*Written problem:* Every line in the listing is to be echoed verbatim.
■ ■ ■ ■ ■
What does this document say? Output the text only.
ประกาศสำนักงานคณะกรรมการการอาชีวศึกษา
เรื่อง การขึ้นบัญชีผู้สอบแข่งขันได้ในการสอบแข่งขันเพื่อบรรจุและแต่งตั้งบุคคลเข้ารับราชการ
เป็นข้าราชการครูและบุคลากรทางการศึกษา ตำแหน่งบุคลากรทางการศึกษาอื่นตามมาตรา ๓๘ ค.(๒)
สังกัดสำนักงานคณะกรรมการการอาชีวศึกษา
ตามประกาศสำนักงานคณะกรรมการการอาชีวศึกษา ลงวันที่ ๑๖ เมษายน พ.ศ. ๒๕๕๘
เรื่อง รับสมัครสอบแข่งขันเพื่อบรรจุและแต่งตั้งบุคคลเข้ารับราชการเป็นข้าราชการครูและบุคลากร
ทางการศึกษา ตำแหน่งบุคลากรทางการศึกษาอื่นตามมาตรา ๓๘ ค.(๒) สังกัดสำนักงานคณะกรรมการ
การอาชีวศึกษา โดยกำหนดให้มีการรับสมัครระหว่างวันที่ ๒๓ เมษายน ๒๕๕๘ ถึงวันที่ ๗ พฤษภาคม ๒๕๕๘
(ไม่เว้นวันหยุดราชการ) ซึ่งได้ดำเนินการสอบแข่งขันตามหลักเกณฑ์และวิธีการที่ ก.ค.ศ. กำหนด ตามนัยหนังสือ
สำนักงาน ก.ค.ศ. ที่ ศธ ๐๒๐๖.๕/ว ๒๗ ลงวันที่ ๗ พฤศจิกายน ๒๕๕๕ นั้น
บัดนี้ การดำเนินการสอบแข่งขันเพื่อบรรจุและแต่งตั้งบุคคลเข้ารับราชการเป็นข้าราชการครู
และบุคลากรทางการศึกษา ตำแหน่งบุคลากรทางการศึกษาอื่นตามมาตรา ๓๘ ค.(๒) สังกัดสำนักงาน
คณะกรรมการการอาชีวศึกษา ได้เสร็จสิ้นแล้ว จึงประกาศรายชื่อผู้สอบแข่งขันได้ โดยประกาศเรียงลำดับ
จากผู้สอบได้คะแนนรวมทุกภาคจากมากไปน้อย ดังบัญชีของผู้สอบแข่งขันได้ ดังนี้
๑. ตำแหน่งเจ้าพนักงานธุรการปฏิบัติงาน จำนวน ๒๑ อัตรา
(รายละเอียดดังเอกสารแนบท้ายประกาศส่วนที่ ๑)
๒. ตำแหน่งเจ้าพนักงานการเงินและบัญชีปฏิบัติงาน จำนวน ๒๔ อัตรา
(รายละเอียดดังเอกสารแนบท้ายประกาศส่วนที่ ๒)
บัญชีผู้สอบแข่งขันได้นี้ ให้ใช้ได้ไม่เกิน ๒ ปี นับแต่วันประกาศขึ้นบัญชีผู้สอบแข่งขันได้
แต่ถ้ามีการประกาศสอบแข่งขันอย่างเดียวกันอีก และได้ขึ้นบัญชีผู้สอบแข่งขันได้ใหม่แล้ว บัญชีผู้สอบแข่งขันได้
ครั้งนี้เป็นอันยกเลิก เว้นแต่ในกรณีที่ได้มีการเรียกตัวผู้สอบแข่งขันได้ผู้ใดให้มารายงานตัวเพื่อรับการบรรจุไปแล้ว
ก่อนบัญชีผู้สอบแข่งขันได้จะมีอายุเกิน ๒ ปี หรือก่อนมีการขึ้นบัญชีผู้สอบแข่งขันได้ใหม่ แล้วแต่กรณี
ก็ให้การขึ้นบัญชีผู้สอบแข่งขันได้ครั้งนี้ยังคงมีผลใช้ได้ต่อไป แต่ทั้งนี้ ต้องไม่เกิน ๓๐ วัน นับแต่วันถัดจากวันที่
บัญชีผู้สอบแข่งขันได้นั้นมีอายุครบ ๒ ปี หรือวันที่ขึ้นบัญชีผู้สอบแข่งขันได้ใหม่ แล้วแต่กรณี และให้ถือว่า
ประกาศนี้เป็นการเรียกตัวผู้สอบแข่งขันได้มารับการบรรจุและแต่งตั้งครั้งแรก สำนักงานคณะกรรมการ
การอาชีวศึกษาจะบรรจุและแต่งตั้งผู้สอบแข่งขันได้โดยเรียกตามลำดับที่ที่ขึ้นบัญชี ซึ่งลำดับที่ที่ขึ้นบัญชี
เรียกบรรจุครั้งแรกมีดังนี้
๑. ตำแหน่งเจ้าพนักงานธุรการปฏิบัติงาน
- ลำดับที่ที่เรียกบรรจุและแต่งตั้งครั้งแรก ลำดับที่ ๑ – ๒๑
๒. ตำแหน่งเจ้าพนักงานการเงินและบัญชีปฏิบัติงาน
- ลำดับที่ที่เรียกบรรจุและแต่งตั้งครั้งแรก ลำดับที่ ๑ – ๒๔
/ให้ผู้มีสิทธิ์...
■ ■ ■ ■ ■
*Solution:*
What does this document say? Output the text only.
ประกาศสำนักงานคณะกรรมการการอาชีวศึกษา
เรื่อง การขึ้นบัญชีผู้สอบแข่งขันได้ในการสอบแข่งขันเพื่อบรรจุและแต่งตั้งบุคคลเข้ารับราชการ
เป็นข้าราชการครูและบุคลากรทางการศึกษา ตำแหน่งบุคลากรทางการศึกษาอื่นตามมาตรา ๓๘ ค.(๒)
สังกัดสำนักงานคณะกรรมการการอาชีวศึกษา
ตามประกาศสำนักงานคณะกรรมการการอาชีวศึกษา ลงวันที่ ๑๖ เมษายน พ.ศ. ๒๕๕๘
เรื่อง รับสมัครสอบแข่งขันเพื่อบรรจุและแต่งตั้งบุคคลเข้ารับราชการเป็นข้าราชการครูและบุคลากร
ทางการศึกษา ตำแหน่งบุคลากรทางการศึกษาอื่นตามมาตรา ๓๘ ค.(๒) สังกัดสำนักงานคณะกรรมการ
การอาชีวศึกษา โดยกำหนดให้มีการรับสมัครระหว่างวันที่ ๒๓ เมษายน ๒๕๕๘ ถึงวันที่ ๗ พฤษภาคม ๒๕๕๘
(ไม่เว้นวันหยุดราชการ) ซึ่งได้ดำเนินการสอบแข่งขันตามหลักเกณฑ์และวิธีการที่ ก.ค.ศ. กำหนด ตามนัยหนังสือ
สำนักงาน ก.ค.ศ. ที่ ศธ ๐๒๐๖.๕/ว ๒๗ ลงวันที่ ๗ พฤศจิกายน ๒๕๕๕ นั้น
บัดนี้ การดำเนินการสอบแข่งขันเพื่อบรรจุและแต่งตั้งบุคคลเข้ารับราชการเป็นข้าราชการครู
และบุคลากรทางการศึกษา ตำแหน่งบุคลากรทางการศึกษาอื่นตามมาตรา ๓๘ ค.(๒) สังกัดสำนักงาน
คณะกรรมการการอาชีวศึกษา ได้เสร็จสิ้นแล้ว จึงประกาศรายชื่อผู้สอบแข่งขันได้ โดยประกาศเรียงลำดับ
จากผู้สอบได้คะแนนรวมทุกภาคจากมากไปน้อย ดังบัญชีของผู้สอบแข่งขันได้ ดังนี้
๑. ตำแหน่งเจ้าพนักงานธุรการปฏิบัติงาน จำนวน ๒๑ อัตรา
(รายละเอียดดังเอกสารแนบท้ายประกาศส่วนที่ ๑)
๒. ตำแหน่งเจ้าพนักงานการเงินและบัญชีปฏิบัติงาน จำนวน ๒๔ อัตรา
(รายละเอียดดังเอกสารแนบท้ายประกาศส่วนที่ ๒)
บัญชีผู้สอบแข่งขันได้นี้ ให้ใช้ได้ไม่เกิน ๒ ปี นับแต่วันประกาศขึ้นบัญชีผู้สอบแข่งขันได้
แต่ถ้ามีการประกาศสอบแข่งขันอย่างเดียวกันอีก และได้ขึ้นบัญชีผู้สอบแข่งขันได้ใหม่แล้ว บัญชีผู้สอบแข่งขันได้
ครั้งนี้เป็นอันยกเลิก เว้นแต่ในกรณีที่ได้มีการเรียกตัวผู้สอบแข่งขันได้ผู้ใดให้มารายงานตัวเพื่อรับการบรรจุไปแล้ว
ก่อนบัญชีผู้สอบแข่งขันได้จะมีอายุเกิน ๒ ปี หรือก่อนมีการขึ้นบัญชีผู้สอบแข่งขันได้ใหม่ แล้วแต่กรณี
ก็ให้การขึ้นบัญชีผู้สอบแข่งขันได้ครั้งนี้ยังคงมีผลใช้ได้ต่อไป แต่ทั้งนี้ ต้องไม่เกิน ๓๐ วัน นับแต่วันถัดจากวันที่
บัญชีผู้สอบแข่งขันได้นั้นมีอายุครบ ๒ ปี หรือวันที่ขึ้นบัญชีผู้สอบแข่งขันได้ใหม่ แล้วแต่กรณี และให้ถือว่า
ประกาศนี้เป็นการเรียกตัวผู้สอบแข่งขันได้มารับการบรรจุและแต่งตั้งครั้งแรก สำนักงานคณะกรรมการ
การอาชีวศึกษาจะบรรจุและแต่งตั้งผู้สอบแข่งขันได้โดยเรียกตามลำดับที่ที่ขึ้นบัญชี ซึ่งลำดับที่ที่ขึ้นบัญชี
เรียกบรรจุครั้งแรกมีดังนี้
๑. ตำแหน่งเจ้าพนักงานธุรการปฏิบัติงาน
- ลำดับที่ที่เรียกบรรจุและแต่งตั้งครั้งแรก ลำดับที่ ๑ – ๒๑
๒. ตำแหน่งเจ้าพนักงานการเงินและบัญชีปฏิบัติงาน
- ลำดับที่ที่เรียกบรรจุและแต่งตั้งครั้งแรก ลำดับที่ ๑ – ๒๔
/ให้ผู้มีสิทธิ์...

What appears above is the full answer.